- What you should do -
Word for word, restate every line of the material.

-- START Data listing --

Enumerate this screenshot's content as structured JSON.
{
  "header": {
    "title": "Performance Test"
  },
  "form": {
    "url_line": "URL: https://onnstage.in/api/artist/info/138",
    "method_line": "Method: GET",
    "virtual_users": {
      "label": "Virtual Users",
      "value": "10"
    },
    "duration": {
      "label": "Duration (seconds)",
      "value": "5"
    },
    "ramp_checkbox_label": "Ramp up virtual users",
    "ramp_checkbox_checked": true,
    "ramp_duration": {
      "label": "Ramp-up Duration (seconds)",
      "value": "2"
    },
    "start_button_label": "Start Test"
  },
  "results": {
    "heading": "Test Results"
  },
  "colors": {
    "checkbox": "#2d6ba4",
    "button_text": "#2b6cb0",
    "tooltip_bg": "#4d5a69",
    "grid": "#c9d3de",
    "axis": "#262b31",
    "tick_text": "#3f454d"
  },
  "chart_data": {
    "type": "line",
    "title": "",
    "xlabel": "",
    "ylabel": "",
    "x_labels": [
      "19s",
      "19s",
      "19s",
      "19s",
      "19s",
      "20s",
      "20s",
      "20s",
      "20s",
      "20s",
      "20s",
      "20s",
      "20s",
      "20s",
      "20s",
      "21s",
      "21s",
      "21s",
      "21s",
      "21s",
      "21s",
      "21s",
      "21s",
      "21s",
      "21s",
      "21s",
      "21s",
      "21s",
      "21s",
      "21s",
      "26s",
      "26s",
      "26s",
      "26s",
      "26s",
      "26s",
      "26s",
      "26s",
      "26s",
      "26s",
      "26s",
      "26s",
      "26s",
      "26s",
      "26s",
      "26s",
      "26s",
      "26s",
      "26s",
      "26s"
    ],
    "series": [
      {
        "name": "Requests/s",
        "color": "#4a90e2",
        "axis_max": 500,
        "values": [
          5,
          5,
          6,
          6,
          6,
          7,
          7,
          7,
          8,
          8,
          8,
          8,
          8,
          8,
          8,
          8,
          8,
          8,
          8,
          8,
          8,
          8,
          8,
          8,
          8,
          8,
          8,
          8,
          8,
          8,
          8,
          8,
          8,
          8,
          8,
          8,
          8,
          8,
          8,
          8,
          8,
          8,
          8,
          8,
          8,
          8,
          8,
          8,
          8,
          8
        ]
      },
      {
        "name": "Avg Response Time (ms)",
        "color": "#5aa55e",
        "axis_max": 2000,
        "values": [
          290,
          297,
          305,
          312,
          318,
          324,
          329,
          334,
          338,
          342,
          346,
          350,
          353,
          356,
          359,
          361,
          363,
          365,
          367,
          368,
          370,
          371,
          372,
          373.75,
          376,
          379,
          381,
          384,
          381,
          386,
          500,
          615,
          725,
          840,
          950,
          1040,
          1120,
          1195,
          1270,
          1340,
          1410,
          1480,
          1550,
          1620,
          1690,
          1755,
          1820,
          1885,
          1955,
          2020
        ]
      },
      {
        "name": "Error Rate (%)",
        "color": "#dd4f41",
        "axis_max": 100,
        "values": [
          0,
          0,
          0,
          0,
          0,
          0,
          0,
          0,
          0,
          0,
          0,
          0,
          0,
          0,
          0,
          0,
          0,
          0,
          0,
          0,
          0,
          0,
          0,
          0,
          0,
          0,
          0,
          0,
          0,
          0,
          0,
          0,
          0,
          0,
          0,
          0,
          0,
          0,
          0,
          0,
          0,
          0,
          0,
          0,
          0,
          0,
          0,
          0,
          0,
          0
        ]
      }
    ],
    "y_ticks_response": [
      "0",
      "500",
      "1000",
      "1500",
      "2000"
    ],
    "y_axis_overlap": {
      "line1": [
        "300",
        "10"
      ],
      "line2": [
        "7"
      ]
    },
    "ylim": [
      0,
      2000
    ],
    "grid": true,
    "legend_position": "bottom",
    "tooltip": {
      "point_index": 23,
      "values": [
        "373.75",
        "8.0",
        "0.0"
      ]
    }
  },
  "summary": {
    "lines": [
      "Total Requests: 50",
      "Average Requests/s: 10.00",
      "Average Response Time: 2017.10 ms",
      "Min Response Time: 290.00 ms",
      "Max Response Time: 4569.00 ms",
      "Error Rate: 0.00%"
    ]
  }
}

-- END Data listing --

- Expected answer -
Enumerate this screenshot's content as structured JSON.
{
  "header": {
    "title": "Performance Test"
  },
  "form": {
    "url_line": "URL: https://onnstage.in/api/artist/info/138",
    "method_line": "Method: GET",
    "virtual_users": {
      "label": "Virtual Users",
      "value": "10"
    },
    "duration": {
      "label": "Duration (seconds)",
      "value": "5"
    },
    "ramp_checkbox_label": "Ramp up virtual users",
    "ramp_checkbox_checked": true,
    "ramp_duration": {
      "label": "Ramp-up Duration (seconds)",
      "value": "2"
    },
    "start_button_label": "Start Test"
  },
  "results": {
    "heading": "Test Results"
  },
  "colors": {
    "checkbox": "#2d6ba4",
    "button_text": "#2b6cb0",
    "tooltip_bg": "#4d5a69",
    "grid": "#c9d3de",
    "axis": "#262b31",
    "tick_text": "#3f454d"
  },
  "chart_data": {
    "type": "line",
    "title": "",
    "xlabel": "",
    "ylabel": "",
    "x_labels": [
      "19s",
      "19s",
      "19s",
      "19s",
      "19s",
      "20s",
      "20s",
      "20s",
      "20s",
      "20s",
      "20s",
      "20s",
      "20s",
      "20s",
      "20s",
      "21s",
      "21s",
      "21s",
      "21s",
      "21s",
      "21s",
      "21s",
      "21s",
      "21s",
      "21s",
      "21s",
      "21s",
      "21s",
      "21s",
      "21s",
      "26s",
      "26s",
      "26s",
      "26s",
      "26s",
      "26s",
      "26s",
      "26s",
      "26s",
      "26s",
      "26s",
      "26s",
      "26s",
      "26s",
      "26s",
      "26s",
      "26s",
      "26s",
      "26s",
      "26s"
    ],
    "series": [
      {
        "name": "Requests/s",
        "color": "#4a90e2",
        "axis_max": 500,
        "values": [
          5,
          5,
          6,
          6,
          6,
          7,
          7,
          7,
          8,
          8,
          8,
          8,
          8,
          8,
          8,
          8,
          8,
          8,
          8,
          8,
          8,
          8,
          8,
          8,
          8,
          8,
          8,
          8,
          8,
          8,
          8,
          8,
          8,
          8,
          8,
          8,
          8,
          8,
          8,
          8,
          8,
          8,
          8,
          8,
          8,
          8,
          8,
          8,
          8,
          8
        ]
      },
      {
        "name": "Avg Response Time (ms)",
        "color": "#5aa55e",
        "axis_max": 2000,
        "values": [
          290,
          297,
          305,
          312,
          318,
          324,
          329,
          334,
          338,
          342,
          346,
          350,
          353,
          356,
          359,
          361,
          363,
          365,
          367,
          368,
          370,
          371,
          372,
          373.75,
          376,
          379,
          381,
          384,
          381,
          386,
          500,
          615,
          725,
          840,
          950,
          1040,
          1120,
          1195,
          1270,
          1340,
          1410,
          1480,
          1550,
          1620,
          1690,
          1755,
          1820,
          1885,
          1955,
          2020
        ]
      },
      {
        "name": "Error Rate (%)",
        "color": "#dd4f41",
        "axis_max": 100,
        "values": [
          0,
          0,
          0,
          0,
          0,
          0,
          0,
          0,
          0,
          0,
          0,
          0,
          0,
          0,
          0,
          0,
          0,
          0,
          0,
          0,
          0,
          0,
          0,
          0,
          0,
          0,
          0,
          0,
          0,
          0,
          0,
          0,
          0,
          0,
          0,
          0,
          0,
          0,
          0,
          0,
          0,
          0,
          0,
          0,
          0,
          0,
          0,
          0,
          0,
          0
        ]
      }
    ],
    "y_ticks_response": [
      "0",
      "500",
      "1000",
      "1500",
      "2000"
    ],
    "y_axis_overlap": {
      "line1": [
        "300",
        "10"
      ],
      "line2": [
        "7"
      ]
    },
    "ylim": [
      0,
      2000
    ],
    "grid": true,
    "legend_position": "bottom",
    "tooltip": {
      "point_index": 23,
      "values": [
        "373.75",
        "8.0",
        "0.0"
      ]
    }
  },
  "summary": {
    "lines": [
      "Total Requests: 50",
      "Average Requests/s: 10.00",
      "Average Response Time: 2017.10 ms",
      "Min Response Time: 290.00 ms",
      "Max Response Time: 4569.00 ms",
      "Error Rate: 0.00%"
    ]
  }
}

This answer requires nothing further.